▸ What this task involves
Filter the data below for the string "Hall" and copy each matching line.

▸ Extracted information

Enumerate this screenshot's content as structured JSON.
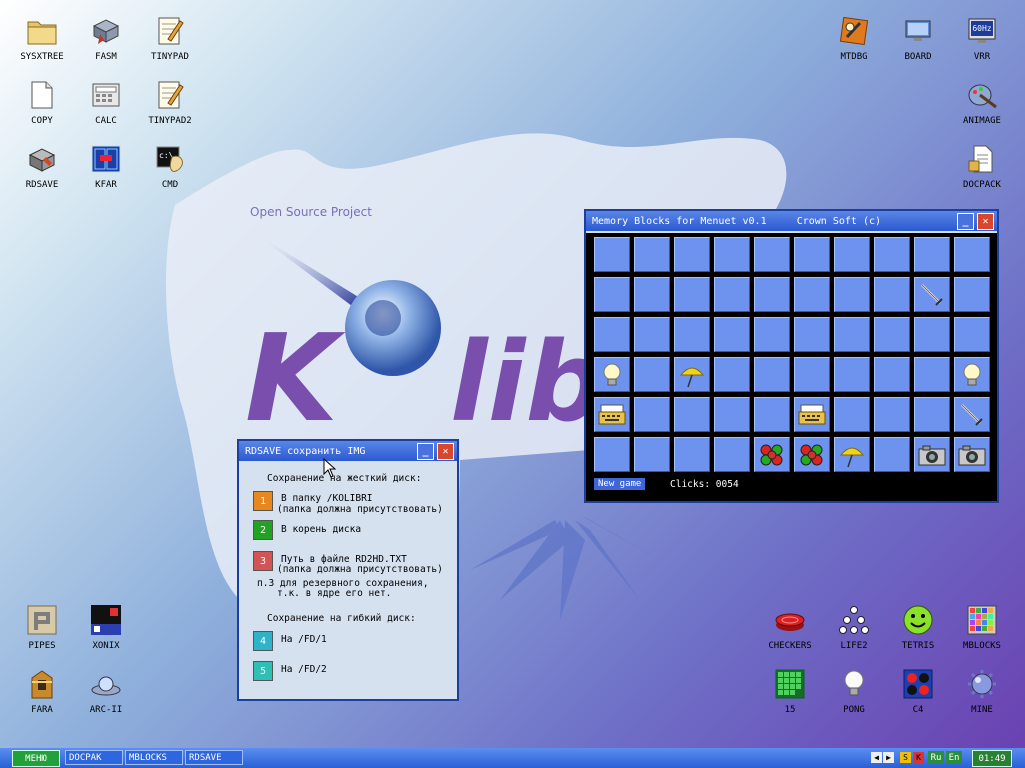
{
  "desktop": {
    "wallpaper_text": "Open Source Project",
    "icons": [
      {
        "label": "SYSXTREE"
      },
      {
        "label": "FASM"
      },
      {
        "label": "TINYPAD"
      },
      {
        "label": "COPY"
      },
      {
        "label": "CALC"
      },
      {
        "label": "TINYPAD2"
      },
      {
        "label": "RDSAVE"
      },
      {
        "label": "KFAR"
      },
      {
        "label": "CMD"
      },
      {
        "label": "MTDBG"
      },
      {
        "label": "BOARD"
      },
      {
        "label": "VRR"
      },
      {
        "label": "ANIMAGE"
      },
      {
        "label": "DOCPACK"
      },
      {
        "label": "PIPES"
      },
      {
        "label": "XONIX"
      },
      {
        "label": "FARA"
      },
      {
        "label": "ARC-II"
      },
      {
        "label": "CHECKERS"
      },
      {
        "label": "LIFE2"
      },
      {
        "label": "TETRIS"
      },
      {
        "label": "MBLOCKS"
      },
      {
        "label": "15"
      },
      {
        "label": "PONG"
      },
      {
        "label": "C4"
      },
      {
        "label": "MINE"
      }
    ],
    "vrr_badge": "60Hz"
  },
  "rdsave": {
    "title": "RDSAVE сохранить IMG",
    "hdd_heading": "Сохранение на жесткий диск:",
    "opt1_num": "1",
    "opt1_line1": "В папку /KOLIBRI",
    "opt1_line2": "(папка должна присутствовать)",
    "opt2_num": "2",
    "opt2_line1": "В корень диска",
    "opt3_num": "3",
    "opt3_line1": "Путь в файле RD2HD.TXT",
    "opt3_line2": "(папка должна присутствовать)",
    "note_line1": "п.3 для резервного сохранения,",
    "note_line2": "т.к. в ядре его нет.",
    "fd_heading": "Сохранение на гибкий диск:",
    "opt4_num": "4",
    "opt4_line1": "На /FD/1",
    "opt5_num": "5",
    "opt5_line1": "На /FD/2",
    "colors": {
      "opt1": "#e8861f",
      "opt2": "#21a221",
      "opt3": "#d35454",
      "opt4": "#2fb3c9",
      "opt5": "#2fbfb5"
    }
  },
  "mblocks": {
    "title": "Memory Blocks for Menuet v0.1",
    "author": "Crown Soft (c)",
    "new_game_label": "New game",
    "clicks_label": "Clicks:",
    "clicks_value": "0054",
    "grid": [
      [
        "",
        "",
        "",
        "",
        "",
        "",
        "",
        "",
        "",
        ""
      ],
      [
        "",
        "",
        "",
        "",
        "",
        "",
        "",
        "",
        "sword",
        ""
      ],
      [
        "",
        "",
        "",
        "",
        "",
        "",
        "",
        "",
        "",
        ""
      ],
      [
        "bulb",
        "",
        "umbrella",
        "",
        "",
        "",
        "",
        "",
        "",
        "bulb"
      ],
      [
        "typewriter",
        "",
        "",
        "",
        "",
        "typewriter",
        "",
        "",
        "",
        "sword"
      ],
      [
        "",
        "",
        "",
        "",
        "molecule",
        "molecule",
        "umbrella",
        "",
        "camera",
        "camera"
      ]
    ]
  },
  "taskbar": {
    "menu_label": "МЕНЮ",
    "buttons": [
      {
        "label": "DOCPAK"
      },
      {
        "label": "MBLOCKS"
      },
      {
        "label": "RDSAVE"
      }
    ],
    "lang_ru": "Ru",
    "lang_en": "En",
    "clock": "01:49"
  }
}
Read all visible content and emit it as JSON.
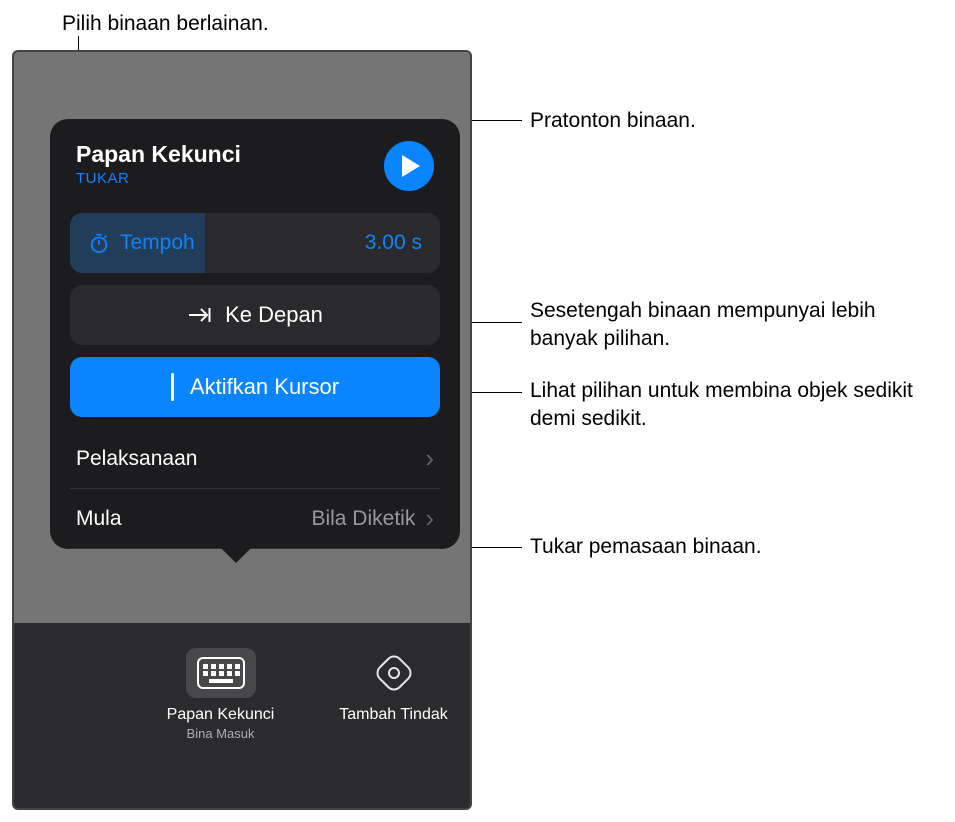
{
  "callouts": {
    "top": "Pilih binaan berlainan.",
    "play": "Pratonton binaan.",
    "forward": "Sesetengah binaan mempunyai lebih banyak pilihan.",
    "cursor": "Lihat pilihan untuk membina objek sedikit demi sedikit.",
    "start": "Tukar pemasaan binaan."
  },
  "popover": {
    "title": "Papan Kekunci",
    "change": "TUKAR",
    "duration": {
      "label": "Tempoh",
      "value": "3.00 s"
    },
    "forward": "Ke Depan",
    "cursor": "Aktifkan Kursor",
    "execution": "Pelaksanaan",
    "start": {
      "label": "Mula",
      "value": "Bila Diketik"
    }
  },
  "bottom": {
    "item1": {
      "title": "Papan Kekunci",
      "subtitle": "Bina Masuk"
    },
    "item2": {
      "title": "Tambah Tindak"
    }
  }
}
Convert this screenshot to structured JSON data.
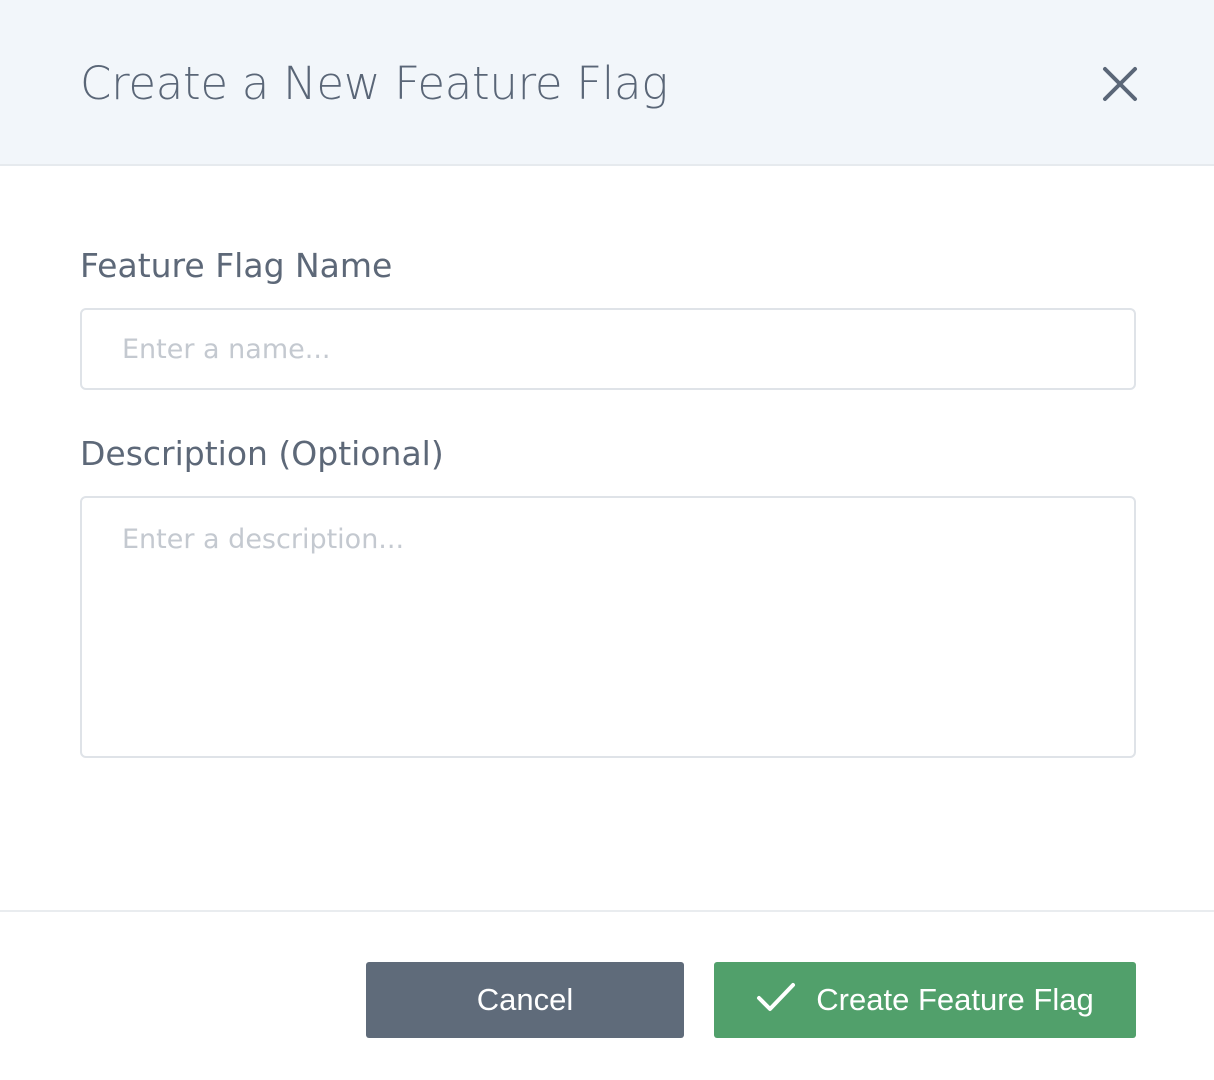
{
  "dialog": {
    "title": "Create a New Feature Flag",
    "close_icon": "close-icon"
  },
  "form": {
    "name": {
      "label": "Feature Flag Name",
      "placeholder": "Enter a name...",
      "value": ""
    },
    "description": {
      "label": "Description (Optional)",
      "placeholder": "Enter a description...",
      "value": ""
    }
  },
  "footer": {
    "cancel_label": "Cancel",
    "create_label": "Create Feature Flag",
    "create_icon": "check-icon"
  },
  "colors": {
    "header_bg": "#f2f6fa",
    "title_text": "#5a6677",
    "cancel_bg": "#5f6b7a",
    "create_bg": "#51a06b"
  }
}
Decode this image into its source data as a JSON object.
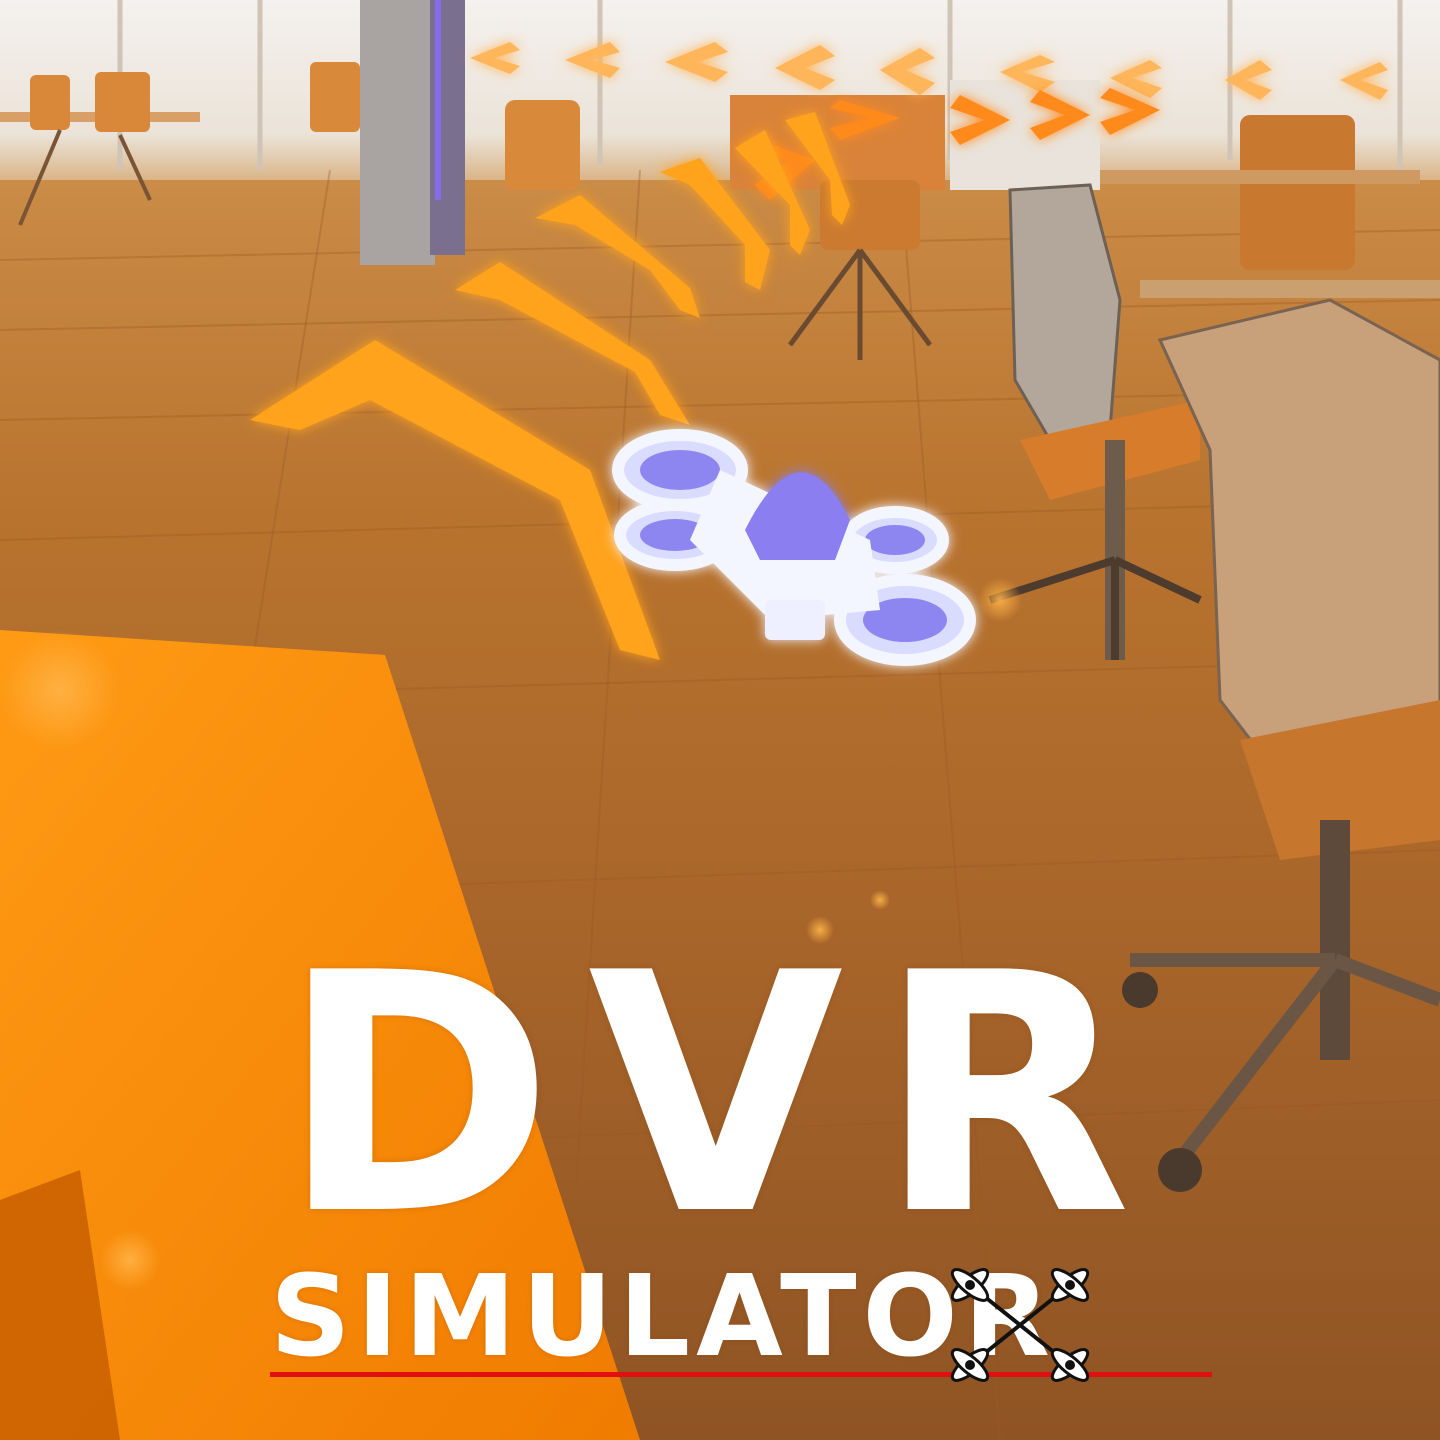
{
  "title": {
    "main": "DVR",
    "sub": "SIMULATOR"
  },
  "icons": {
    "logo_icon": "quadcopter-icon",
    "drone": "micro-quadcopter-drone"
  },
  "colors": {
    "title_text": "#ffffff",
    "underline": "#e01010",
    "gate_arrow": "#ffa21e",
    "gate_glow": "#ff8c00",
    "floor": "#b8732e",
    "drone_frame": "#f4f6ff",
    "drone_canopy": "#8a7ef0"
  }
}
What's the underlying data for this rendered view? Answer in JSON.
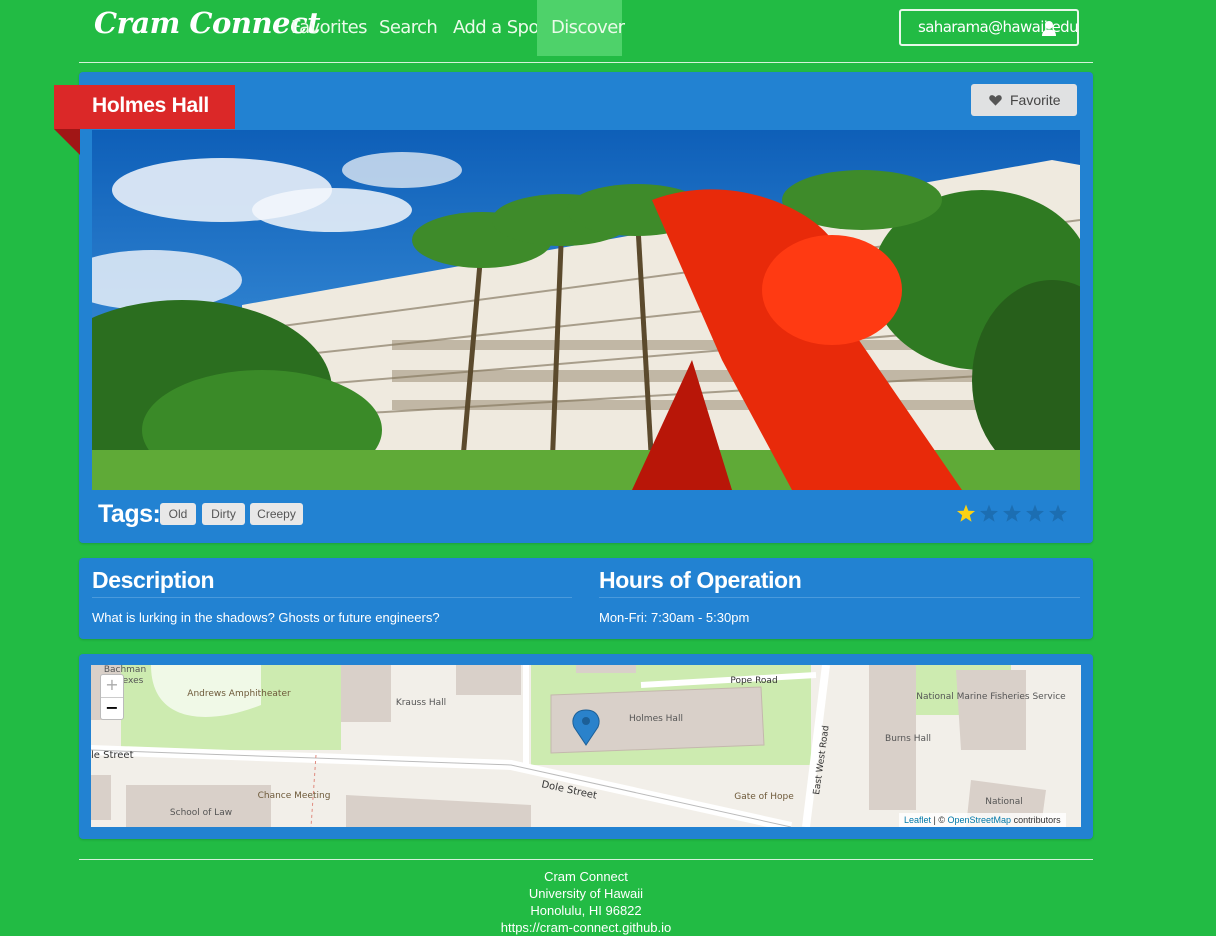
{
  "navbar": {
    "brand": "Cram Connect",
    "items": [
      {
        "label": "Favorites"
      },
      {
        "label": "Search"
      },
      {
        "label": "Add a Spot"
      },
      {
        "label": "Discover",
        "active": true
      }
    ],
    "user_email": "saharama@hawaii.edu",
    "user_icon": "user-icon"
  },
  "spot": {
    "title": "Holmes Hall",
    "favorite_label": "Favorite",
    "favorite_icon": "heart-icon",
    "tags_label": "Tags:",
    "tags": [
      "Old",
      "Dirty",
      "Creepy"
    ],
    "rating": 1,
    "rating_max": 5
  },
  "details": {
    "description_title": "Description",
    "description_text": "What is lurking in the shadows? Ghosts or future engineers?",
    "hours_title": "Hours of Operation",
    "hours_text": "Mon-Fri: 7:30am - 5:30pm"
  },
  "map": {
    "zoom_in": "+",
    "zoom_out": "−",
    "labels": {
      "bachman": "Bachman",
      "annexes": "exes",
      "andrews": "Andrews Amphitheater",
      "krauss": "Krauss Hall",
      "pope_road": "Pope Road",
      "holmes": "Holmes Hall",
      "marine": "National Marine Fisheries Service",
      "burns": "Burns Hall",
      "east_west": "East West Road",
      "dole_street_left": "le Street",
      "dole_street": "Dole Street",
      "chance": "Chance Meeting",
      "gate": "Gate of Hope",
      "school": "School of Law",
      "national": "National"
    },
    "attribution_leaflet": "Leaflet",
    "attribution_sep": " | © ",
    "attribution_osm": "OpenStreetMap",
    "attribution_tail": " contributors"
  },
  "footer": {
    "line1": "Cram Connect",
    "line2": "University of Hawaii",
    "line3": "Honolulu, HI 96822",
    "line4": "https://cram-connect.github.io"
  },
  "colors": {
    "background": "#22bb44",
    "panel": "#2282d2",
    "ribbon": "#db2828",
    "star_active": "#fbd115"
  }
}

▸ Output of the task
    "title": "Holmes Hall",
      "krauss": "Krauss Hall",
      "holmes": "Holmes Hall",
      "burns": "Burns Hall",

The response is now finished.